--- SHORT EXERCISE ---
Gather every line holding the string "name".

--- SUPPLIED MATERIAL ---
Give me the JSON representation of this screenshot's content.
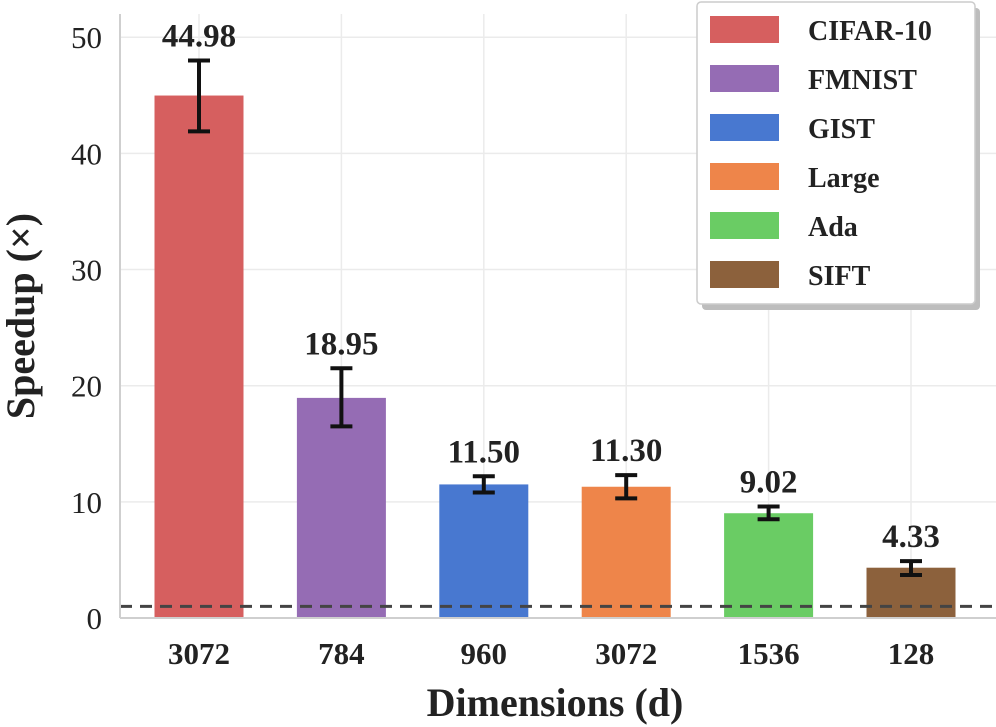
{
  "chart_data": {
    "type": "bar",
    "title": "",
    "xlabel": "Dimensions (d)",
    "ylabel": "Speedup (×)",
    "ylim": [
      0,
      52
    ],
    "yticks": [
      0,
      10,
      20,
      30,
      40,
      50
    ],
    "grid": true,
    "legend_position": "top-right",
    "baseline": 1.0,
    "categories": [
      "3072",
      "784",
      "960",
      "3072",
      "1536",
      "128"
    ],
    "series": [
      {
        "name": "CIFAR-10",
        "value": 44.98,
        "value_label": "44.98",
        "err_low": 41.9,
        "err_high": 48.0,
        "color": "#d65f5f"
      },
      {
        "name": "FMNIST",
        "value": 18.95,
        "value_label": "18.95",
        "err_low": 16.5,
        "err_high": 21.5,
        "color": "#956cb4"
      },
      {
        "name": "GIST",
        "value": 11.5,
        "value_label": "11.50",
        "err_low": 10.8,
        "err_high": 12.2,
        "color": "#4878d0"
      },
      {
        "name": "Large",
        "value": 11.3,
        "value_label": "11.30",
        "err_low": 10.3,
        "err_high": 12.3,
        "color": "#ee854a"
      },
      {
        "name": "Ada",
        "value": 9.02,
        "value_label": "9.02",
        "err_low": 8.5,
        "err_high": 9.6,
        "color": "#6acc64"
      },
      {
        "name": "SIFT",
        "value": 4.33,
        "value_label": "4.33",
        "err_low": 3.7,
        "err_high": 4.9,
        "color": "#8c613c"
      }
    ]
  }
}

--- RESPONSE ---
        "name": "CIFAR-10",
        "name": "FMNIST",
        "name": "GIST",
        "name": "Large",
        "name": "Ada",
        "name": "SIFT",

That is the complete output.